## Input material
## begin

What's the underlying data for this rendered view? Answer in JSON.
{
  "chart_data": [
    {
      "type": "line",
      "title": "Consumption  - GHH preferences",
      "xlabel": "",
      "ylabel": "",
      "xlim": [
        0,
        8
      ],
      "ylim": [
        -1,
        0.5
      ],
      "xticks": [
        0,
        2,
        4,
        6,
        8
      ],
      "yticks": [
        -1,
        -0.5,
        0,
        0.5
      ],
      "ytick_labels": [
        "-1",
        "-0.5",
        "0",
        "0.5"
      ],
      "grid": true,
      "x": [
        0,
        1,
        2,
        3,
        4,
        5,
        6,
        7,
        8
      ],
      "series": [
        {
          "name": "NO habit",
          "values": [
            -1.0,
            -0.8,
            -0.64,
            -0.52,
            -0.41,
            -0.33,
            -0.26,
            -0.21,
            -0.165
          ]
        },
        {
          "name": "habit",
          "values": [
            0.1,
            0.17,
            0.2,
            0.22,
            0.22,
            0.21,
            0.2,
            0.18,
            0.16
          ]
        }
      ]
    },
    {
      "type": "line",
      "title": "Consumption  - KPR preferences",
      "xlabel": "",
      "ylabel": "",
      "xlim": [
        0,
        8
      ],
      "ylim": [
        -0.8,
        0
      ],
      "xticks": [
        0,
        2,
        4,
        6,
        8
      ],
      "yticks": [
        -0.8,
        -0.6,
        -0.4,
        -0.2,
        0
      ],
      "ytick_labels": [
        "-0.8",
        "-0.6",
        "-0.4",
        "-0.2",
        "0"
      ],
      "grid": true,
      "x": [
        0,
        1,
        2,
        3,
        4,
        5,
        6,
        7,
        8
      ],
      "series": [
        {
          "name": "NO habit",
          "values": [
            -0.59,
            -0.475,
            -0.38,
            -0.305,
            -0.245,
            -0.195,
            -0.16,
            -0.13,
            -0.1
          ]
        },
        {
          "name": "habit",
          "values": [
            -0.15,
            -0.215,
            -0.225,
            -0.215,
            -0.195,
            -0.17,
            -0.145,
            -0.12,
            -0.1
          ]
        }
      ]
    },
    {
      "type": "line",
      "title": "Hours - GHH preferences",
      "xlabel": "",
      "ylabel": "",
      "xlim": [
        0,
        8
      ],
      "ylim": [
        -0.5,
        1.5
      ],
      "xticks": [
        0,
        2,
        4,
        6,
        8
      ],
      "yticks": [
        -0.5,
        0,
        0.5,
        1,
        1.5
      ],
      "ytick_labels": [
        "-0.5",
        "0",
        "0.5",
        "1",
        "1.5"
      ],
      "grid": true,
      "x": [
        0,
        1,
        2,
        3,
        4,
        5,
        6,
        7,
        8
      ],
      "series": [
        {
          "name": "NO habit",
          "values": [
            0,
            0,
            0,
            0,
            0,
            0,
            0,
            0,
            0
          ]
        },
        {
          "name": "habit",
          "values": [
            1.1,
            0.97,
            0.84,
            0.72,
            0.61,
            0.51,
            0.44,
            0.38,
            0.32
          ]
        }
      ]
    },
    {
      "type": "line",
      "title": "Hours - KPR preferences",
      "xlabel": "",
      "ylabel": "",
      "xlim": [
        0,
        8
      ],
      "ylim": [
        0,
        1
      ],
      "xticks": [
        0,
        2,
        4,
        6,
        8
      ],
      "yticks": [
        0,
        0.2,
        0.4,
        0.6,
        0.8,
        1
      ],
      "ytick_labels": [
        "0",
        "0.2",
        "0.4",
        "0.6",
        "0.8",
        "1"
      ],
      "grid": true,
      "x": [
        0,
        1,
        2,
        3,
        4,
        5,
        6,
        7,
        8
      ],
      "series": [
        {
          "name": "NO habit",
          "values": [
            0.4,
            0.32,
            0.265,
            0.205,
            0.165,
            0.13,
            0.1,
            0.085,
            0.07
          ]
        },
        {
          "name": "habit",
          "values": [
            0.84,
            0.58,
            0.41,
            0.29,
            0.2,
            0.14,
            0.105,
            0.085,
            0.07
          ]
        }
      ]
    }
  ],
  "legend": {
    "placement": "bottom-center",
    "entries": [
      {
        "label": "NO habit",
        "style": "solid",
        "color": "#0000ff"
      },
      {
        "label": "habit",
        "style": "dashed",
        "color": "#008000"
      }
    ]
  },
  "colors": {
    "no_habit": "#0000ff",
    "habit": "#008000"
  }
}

## end

Your task is to print all of the records exactly.

## Task response
What's the underlying data for this rendered view? Answer in JSON.
{
  "chart_data": [
    {
      "type": "line",
      "title": "Consumption  - GHH preferences",
      "xlabel": "",
      "ylabel": "",
      "xlim": [
        0,
        8
      ],
      "ylim": [
        -1,
        0.5
      ],
      "xticks": [
        0,
        2,
        4,
        6,
        8
      ],
      "yticks": [
        -1,
        -0.5,
        0,
        0.5
      ],
      "ytick_labels": [
        "-1",
        "-0.5",
        "0",
        "0.5"
      ],
      "grid": true,
      "x": [
        0,
        1,
        2,
        3,
        4,
        5,
        6,
        7,
        8
      ],
      "series": [
        {
          "name": "NO habit",
          "values": [
            -1.0,
            -0.8,
            -0.64,
            -0.52,
            -0.41,
            -0.33,
            -0.26,
            -0.21,
            -0.165
          ]
        },
        {
          "name": "habit",
          "values": [
            0.1,
            0.17,
            0.2,
            0.22,
            0.22,
            0.21,
            0.2,
            0.18,
            0.16
          ]
        }
      ]
    },
    {
      "type": "line",
      "title": "Consumption  - KPR preferences",
      "xlabel": "",
      "ylabel": "",
      "xlim": [
        0,
        8
      ],
      "ylim": [
        -0.8,
        0
      ],
      "xticks": [
        0,
        2,
        4,
        6,
        8
      ],
      "yticks": [
        -0.8,
        -0.6,
        -0.4,
        -0.2,
        0
      ],
      "ytick_labels": [
        "-0.8",
        "-0.6",
        "-0.4",
        "-0.2",
        "0"
      ],
      "grid": true,
      "x": [
        0,
        1,
        2,
        3,
        4,
        5,
        6,
        7,
        8
      ],
      "series": [
        {
          "name": "NO habit",
          "values": [
            -0.59,
            -0.475,
            -0.38,
            -0.305,
            -0.245,
            -0.195,
            -0.16,
            -0.13,
            -0.1
          ]
        },
        {
          "name": "habit",
          "values": [
            -0.15,
            -0.215,
            -0.225,
            -0.215,
            -0.195,
            -0.17,
            -0.145,
            -0.12,
            -0.1
          ]
        }
      ]
    },
    {
      "type": "line",
      "title": "Hours - GHH preferences",
      "xlabel": "",
      "ylabel": "",
      "xlim": [
        0,
        8
      ],
      "ylim": [
        -0.5,
        1.5
      ],
      "xticks": [
        0,
        2,
        4,
        6,
        8
      ],
      "yticks": [
        -0.5,
        0,
        0.5,
        1,
        1.5
      ],
      "ytick_labels": [
        "-0.5",
        "0",
        "0.5",
        "1",
        "1.5"
      ],
      "grid": true,
      "x": [
        0,
        1,
        2,
        3,
        4,
        5,
        6,
        7,
        8
      ],
      "series": [
        {
          "name": "NO habit",
          "values": [
            0,
            0,
            0,
            0,
            0,
            0,
            0,
            0,
            0
          ]
        },
        {
          "name": "habit",
          "values": [
            1.1,
            0.97,
            0.84,
            0.72,
            0.61,
            0.51,
            0.44,
            0.38,
            0.32
          ]
        }
      ]
    },
    {
      "type": "line",
      "title": "Hours - KPR preferences",
      "xlabel": "",
      "ylabel": "",
      "xlim": [
        0,
        8
      ],
      "ylim": [
        0,
        1
      ],
      "xticks": [
        0,
        2,
        4,
        6,
        8
      ],
      "yticks": [
        0,
        0.2,
        0.4,
        0.6,
        0.8,
        1
      ],
      "ytick_labels": [
        "0",
        "0.2",
        "0.4",
        "0.6",
        "0.8",
        "1"
      ],
      "grid": true,
      "x": [
        0,
        1,
        2,
        3,
        4,
        5,
        6,
        7,
        8
      ],
      "series": [
        {
          "name": "NO habit",
          "values": [
            0.4,
            0.32,
            0.265,
            0.205,
            0.165,
            0.13,
            0.1,
            0.085,
            0.07
          ]
        },
        {
          "name": "habit",
          "values": [
            0.84,
            0.58,
            0.41,
            0.29,
            0.2,
            0.14,
            0.105,
            0.085,
            0.07
          ]
        }
      ]
    }
  ],
  "legend": {
    "placement": "bottom-center",
    "entries": [
      {
        "label": "NO habit",
        "style": "solid",
        "color": "#0000ff"
      },
      {
        "label": "habit",
        "style": "dashed",
        "color": "#008000"
      }
    ]
  },
  "colors": {
    "no_habit": "#0000ff",
    "habit": "#008000"
  }
}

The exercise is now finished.